* _Work to do_
Omit every picture and output the rest of the records exactly as they are.

===== Given information =====

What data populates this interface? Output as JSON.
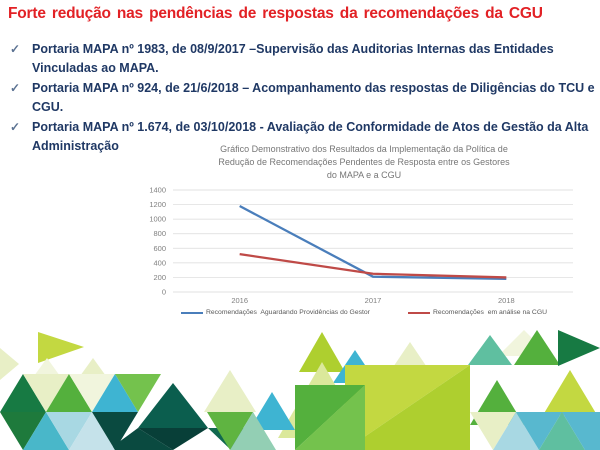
{
  "slide": {
    "title": "Forte redução nas pendências de respostas da  recomendações da CGU",
    "title_color": "#e22125",
    "check_glyph": "✓",
    "bullets": [
      {
        "text": "Portaria MAPA nº 1983, de 08/9/2017 –Supervisão das Auditorias Internas das Entidades Vinculadas ao MAPA."
      },
      {
        "text": "Portaria MAPA nº 924, de 21/6/2018 – Acompanhamento das respostas de Diligências do TCU e CGU."
      },
      {
        "text": "Portaria MAPA nº 1.674, de 03/10/2018 -  Avaliação de Conformidade de Atos de Gestão da Alta Administração"
      }
    ],
    "bullet_color": "#1f3864"
  },
  "chart_data": {
    "type": "line",
    "title": "Gráfico Demonstrativo dos Resultados da Implementação da Política de\nRedução de Recomendações Pendentes de Resposta entre os Gestores\ndo MAPA e a CGU",
    "categories": [
      "2016",
      "2017",
      "2018"
    ],
    "series": [
      {
        "name": "Recomendações  Aguardando Providências do Gestor",
        "color": "#4a7ebb",
        "values": [
          1180,
          210,
          180
        ]
      },
      {
        "name": "Recomendações  em análise na CGU",
        "color": "#bf4a47",
        "values": [
          520,
          250,
          200
        ]
      }
    ],
    "ylim": [
      0,
      1400
    ],
    "ytick_step": 200,
    "grid": true,
    "grid_color": "#d9d9d9",
    "axis_label_color": "#7f7f7f",
    "legend_position": "bottom"
  },
  "decor": {
    "palette": {
      "lime": "#c3d841",
      "lime2": "#aecf2f",
      "paleLime": "#e8efc6",
      "paleLime2": "#f1f5dd",
      "paleLime3": "#dbe89b",
      "green": "#54b03d",
      "green2": "#74c24d",
      "grass": "#5fb441",
      "darkGreen": "#177a43",
      "darkGreen2": "#1e7a3c",
      "darkTeal": "#0b5e4e",
      "darkTeal2": "#083f38",
      "darkTeal3": "#0a4a40",
      "teal": "#11684f",
      "cyan": "#3eb4d2",
      "cyan2": "#49b7c9",
      "cyan3": "#58b8cf",
      "lightBlue": "#a8d8e3",
      "paleBlue": "#c5e2ea",
      "seaGreen": "#5fbfa0",
      "paleSea": "#93cfb4"
    }
  }
}
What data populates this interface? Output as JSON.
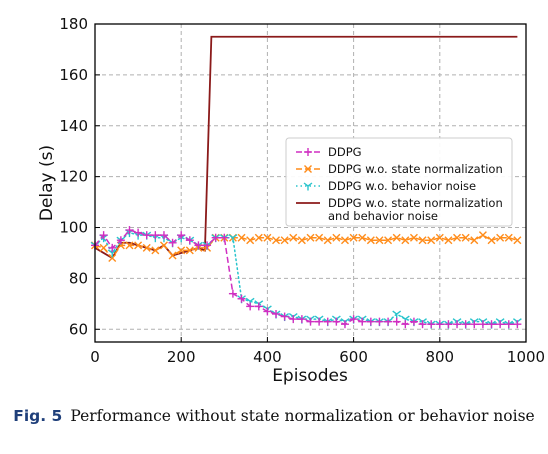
{
  "chart_data": {
    "type": "line",
    "xlabel": "Episodes",
    "ylabel": "Delay (s)",
    "xlim": [
      0,
      1000
    ],
    "ylim": [
      55,
      180
    ],
    "xticks": [
      0,
      200,
      400,
      600,
      800,
      1000
    ],
    "yticks": [
      60,
      80,
      100,
      120,
      140,
      160,
      180
    ],
    "grid": true,
    "legend_position": "center-right",
    "series": [
      {
        "name": "DDPG",
        "color": "#d02fc2",
        "linestyle": "dashed",
        "marker": "plus",
        "x": [
          0,
          20,
          40,
          60,
          80,
          100,
          120,
          140,
          160,
          180,
          200,
          220,
          240,
          260,
          280,
          300,
          320,
          340,
          360,
          380,
          400,
          420,
          440,
          460,
          480,
          500,
          520,
          540,
          560,
          580,
          600,
          620,
          640,
          660,
          680,
          700,
          720,
          740,
          760,
          780,
          800,
          820,
          840,
          860,
          880,
          900,
          920,
          940,
          960,
          980
        ],
        "y": [
          93,
          97,
          92,
          95,
          99,
          98,
          97,
          97,
          97,
          94,
          97,
          95,
          93,
          93,
          96,
          96,
          74,
          72,
          69,
          69,
          67,
          66,
          65,
          64,
          64,
          63,
          63,
          63,
          63,
          62,
          64,
          63,
          63,
          63,
          63,
          63,
          62,
          63,
          62,
          62,
          62,
          62,
          62,
          62,
          62,
          62,
          62,
          62,
          62,
          62
        ]
      },
      {
        "name": "DDPG w.o. state normalization",
        "color": "#ff8c1a",
        "linestyle": "dashed",
        "marker": "x",
        "x": [
          0,
          20,
          40,
          60,
          80,
          100,
          120,
          140,
          160,
          180,
          200,
          220,
          240,
          260,
          280,
          300,
          320,
          340,
          360,
          380,
          400,
          420,
          440,
          460,
          480,
          500,
          520,
          540,
          560,
          580,
          600,
          620,
          640,
          660,
          680,
          700,
          720,
          740,
          760,
          780,
          800,
          820,
          840,
          860,
          880,
          900,
          920,
          940,
          960,
          980
        ],
        "y": [
          93,
          92,
          88,
          93,
          93,
          93,
          92,
          91,
          93,
          89,
          91,
          91,
          92,
          92,
          96,
          96,
          96,
          96,
          95,
          96,
          96,
          95,
          95,
          96,
          95,
          96,
          96,
          95,
          96,
          95,
          96,
          96,
          95,
          95,
          95,
          96,
          95,
          96,
          95,
          95,
          96,
          95,
          96,
          96,
          95,
          97,
          95,
          96,
          96,
          95
        ]
      },
      {
        "name": "DDPG w.o. behavior noise",
        "color": "#28c4cc",
        "linestyle": "dotted",
        "marker": "tri_down",
        "x": [
          0,
          20,
          40,
          60,
          80,
          100,
          120,
          140,
          160,
          180,
          200,
          220,
          240,
          260,
          280,
          300,
          320,
          340,
          360,
          380,
          400,
          420,
          440,
          460,
          480,
          500,
          520,
          540,
          560,
          580,
          600,
          620,
          640,
          660,
          680,
          700,
          720,
          740,
          760,
          780,
          800,
          820,
          840,
          860,
          880,
          900,
          920,
          940,
          960,
          980
        ],
        "y": [
          93,
          96,
          90,
          95,
          98,
          97,
          97,
          96,
          96,
          94,
          96,
          95,
          93,
          93,
          96,
          96,
          96,
          72,
          71,
          70,
          68,
          66,
          65,
          65,
          64,
          64,
          64,
          63,
          64,
          63,
          64,
          64,
          63,
          63,
          63,
          66,
          64,
          63,
          63,
          62,
          62,
          62,
          63,
          62,
          63,
          63,
          62,
          63,
          62,
          63
        ]
      },
      {
        "name": "DDPG w.o. state normalization and behavior noise",
        "color": "#8b1a1a",
        "linestyle": "solid",
        "marker": "none",
        "x": [
          0,
          20,
          40,
          60,
          80,
          100,
          120,
          140,
          160,
          180,
          200,
          220,
          240,
          255,
          270,
          280,
          300,
          400,
          500,
          600,
          700,
          800,
          900,
          980
        ],
        "y": [
          92,
          90,
          88,
          94,
          94,
          93,
          92,
          91,
          93,
          89,
          90,
          91,
          92,
          91,
          175,
          175,
          175,
          175,
          175,
          175,
          175,
          175,
          175,
          175
        ]
      }
    ]
  },
  "legend": {
    "items": [
      {
        "label_lines": [
          "DDPG"
        ]
      },
      {
        "label_lines": [
          "DDPG w.o. state normalization"
        ]
      },
      {
        "label_lines": [
          "DDPG w.o. behavior noise"
        ]
      },
      {
        "label_lines": [
          "DDPG w.o. state normalization",
          "and behavior noise"
        ]
      }
    ]
  },
  "caption": {
    "fig_label": "Fig. 5",
    "text": "Performance without state normalization or behavior noise"
  }
}
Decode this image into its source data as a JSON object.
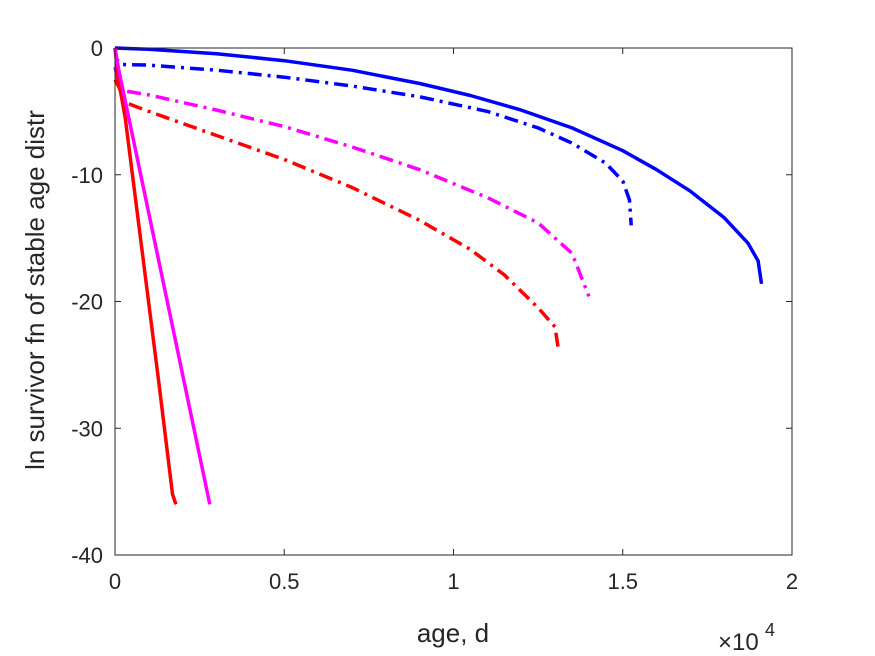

=====

* _Written response_
What data populates this interface? Output as JSON.
{
  "slide": {
    "title": "Forte redução nas pendências de respostas da  recomendações da CGU",
    "title_color": "#e22125",
    "check_glyph": "✓",
    "bullets": [
      {
        "text": "Portaria MAPA nº 1983, de 08/9/2017 –Supervisão das Auditorias Internas das Entidades Vinculadas ao MAPA."
      },
      {
        "text": "Portaria MAPA nº 924, de 21/6/2018 – Acompanhamento das respostas de Diligências do TCU e CGU."
      },
      {
        "text": "Portaria MAPA nº 1.674, de 03/10/2018 -  Avaliação de Conformidade de Atos de Gestão da Alta Administração"
      }
    ],
    "bullet_color": "#1f3864"
  },
  "chart_data": {
    "type": "line",
    "title": "Gráfico Demonstrativo dos Resultados da Implementação da Política de\nRedução de Recomendações Pendentes de Resposta entre os Gestores\ndo MAPA e a CGU",
    "categories": [
      "2016",
      "2017",
      "2018"
    ],
    "series": [
      {
        "name": "Recomendações  Aguardando Providências do Gestor",
        "color": "#4a7ebb",
        "values": [
          1180,
          210,
          180
        ]
      },
      {
        "name": "Recomendações  em análise na CGU",
        "color": "#bf4a47",
        "values": [
          520,
          250,
          200
        ]
      }
    ],
    "ylim": [
      0,
      1400
    ],
    "ytick_step": 200,
    "grid": true,
    "grid_color": "#d9d9d9",
    "axis_label_color": "#7f7f7f",
    "legend_position": "bottom"
  },
  "decor": {
    "palette": {
      "lime": "#c3d841",
      "lime2": "#aecf2f",
      "paleLime": "#e8efc6",
      "paleLime2": "#f1f5dd",
      "paleLime3": "#dbe89b",
      "green": "#54b03d",
      "green2": "#74c24d",
      "grass": "#5fb441",
      "darkGreen": "#177a43",
      "darkGreen2": "#1e7a3c",
      "darkTeal": "#0b5e4e",
      "darkTeal2": "#083f38",
      "darkTeal3": "#0a4a40",
      "teal": "#11684f",
      "cyan": "#3eb4d2",
      "cyan2": "#49b7c9",
      "cyan3": "#58b8cf",
      "lightBlue": "#a8d8e3",
      "paleBlue": "#c5e2ea",
      "seaGreen": "#5fbfa0",
      "paleSea": "#93cfb4"
    }
  }
}
What data populates this interface? Output as JSON.
{
  "chart_data": {
    "type": "line",
    "xlabel": "Episodes",
    "ylabel": "Delay (s)",
    "xlim": [
      0,
      1000
    ],
    "ylim": [
      55,
      180
    ],
    "xticks": [
      0,
      200,
      400,
      600,
      800,
      1000
    ],
    "yticks": [
      60,
      80,
      100,
      120,
      140,
      160,
      180
    ],
    "grid": true,
    "legend_position": "center-right",
    "series": [
      {
        "name": "DDPG",
        "color": "#d02fc2",
        "linestyle": "dashed",
        "marker": "plus",
        "x": [
          0,
          20,
          40,
          60,
          80,
          100,
          120,
          140,
          160,
          180,
          200,
          220,
          240,
          260,
          280,
          300,
          320,
          340,
          360,
          380,
          400,
          420,
          440,
          460,
          480,
          500,
          520,
          540,
          560,
          580,
          600,
          620,
          640,
          660,
          680,
          700,
          720,
          740,
          760,
          780,
          800,
          820,
          840,
          860,
          880,
          900,
          920,
          940,
          960,
          980
        ],
        "y": [
          93,
          97,
          92,
          95,
          99,
          98,
          97,
          97,
          97,
          94,
          97,
          95,
          93,
          93,
          96,
          96,
          74,
          72,
          69,
          69,
          67,
          66,
          65,
          64,
          64,
          63,
          63,
          63,
          63,
          62,
          64,
          63,
          63,
          63,
          63,
          63,
          62,
          63,
          62,
          62,
          62,
          62,
          62,
          62,
          62,
          62,
          62,
          62,
          62,
          62
        ]
      },
      {
        "name": "DDPG w.o. state normalization",
        "color": "#ff8c1a",
        "linestyle": "dashed",
        "marker": "x",
        "x": [
          0,
          20,
          40,
          60,
          80,
          100,
          120,
          140,
          160,
          180,
          200,
          220,
          240,
          260,
          280,
          300,
          320,
          340,
          360,
          380,
          400,
          420,
          440,
          460,
          480,
          500,
          520,
          540,
          560,
          580,
          600,
          620,
          640,
          660,
          680,
          700,
          720,
          740,
          760,
          780,
          800,
          820,
          840,
          860,
          880,
          900,
          920,
          940,
          960,
          980
        ],
        "y": [
          93,
          92,
          88,
          93,
          93,
          93,
          92,
          91,
          93,
          89,
          91,
          91,
          92,
          92,
          96,
          96,
          96,
          96,
          95,
          96,
          96,
          95,
          95,
          96,
          95,
          96,
          96,
          95,
          96,
          95,
          96,
          96,
          95,
          95,
          95,
          96,
          95,
          96,
          95,
          95,
          96,
          95,
          96,
          96,
          95,
          97,
          95,
          96,
          96,
          95
        ]
      },
      {
        "name": "DDPG w.o. behavior noise",
        "color": "#28c4cc",
        "linestyle": "dotted",
        "marker": "tri_down",
        "x": [
          0,
          20,
          40,
          60,
          80,
          100,
          120,
          140,
          160,
          180,
          200,
          220,
          240,
          260,
          280,
          300,
          320,
          340,
          360,
          380,
          400,
          420,
          440,
          460,
          480,
          500,
          520,
          540,
          560,
          580,
          600,
          620,
          640,
          660,
          680,
          700,
          720,
          740,
          760,
          780,
          800,
          820,
          840,
          860,
          880,
          900,
          920,
          940,
          960,
          980
        ],
        "y": [
          93,
          96,
          90,
          95,
          98,
          97,
          97,
          96,
          96,
          94,
          96,
          95,
          93,
          93,
          96,
          96,
          96,
          72,
          71,
          70,
          68,
          66,
          65,
          65,
          64,
          64,
          64,
          63,
          64,
          63,
          64,
          64,
          63,
          63,
          63,
          66,
          64,
          63,
          63,
          62,
          62,
          62,
          63,
          62,
          63,
          63,
          62,
          63,
          62,
          63
        ]
      },
      {
        "name": "DDPG w.o. state normalization and behavior noise",
        "color": "#8b1a1a",
        "linestyle": "solid",
        "marker": "none",
        "x": [
          0,
          20,
          40,
          60,
          80,
          100,
          120,
          140,
          160,
          180,
          200,
          220,
          240,
          255,
          270,
          280,
          300,
          400,
          500,
          600,
          700,
          800,
          900,
          980
        ],
        "y": [
          92,
          90,
          88,
          94,
          94,
          93,
          92,
          91,
          93,
          89,
          90,
          91,
          92,
          91,
          175,
          175,
          175,
          175,
          175,
          175,
          175,
          175,
          175,
          175
        ]
      }
    ]
  },
  "legend": {
    "items": [
      {
        "label_lines": [
          "DDPG"
        ]
      },
      {
        "label_lines": [
          "DDPG w.o. state normalization"
        ]
      },
      {
        "label_lines": [
          "DDPG w.o. behavior noise"
        ]
      },
      {
        "label_lines": [
          "DDPG w.o. state normalization",
          "and behavior noise"
        ]
      }
    ]
  },
  "caption": {
    "fig_label": "Fig. 5",
    "text": "Performance without state normalization or behavior noise"
  }
}
Decode this image into its source data as a JSON object.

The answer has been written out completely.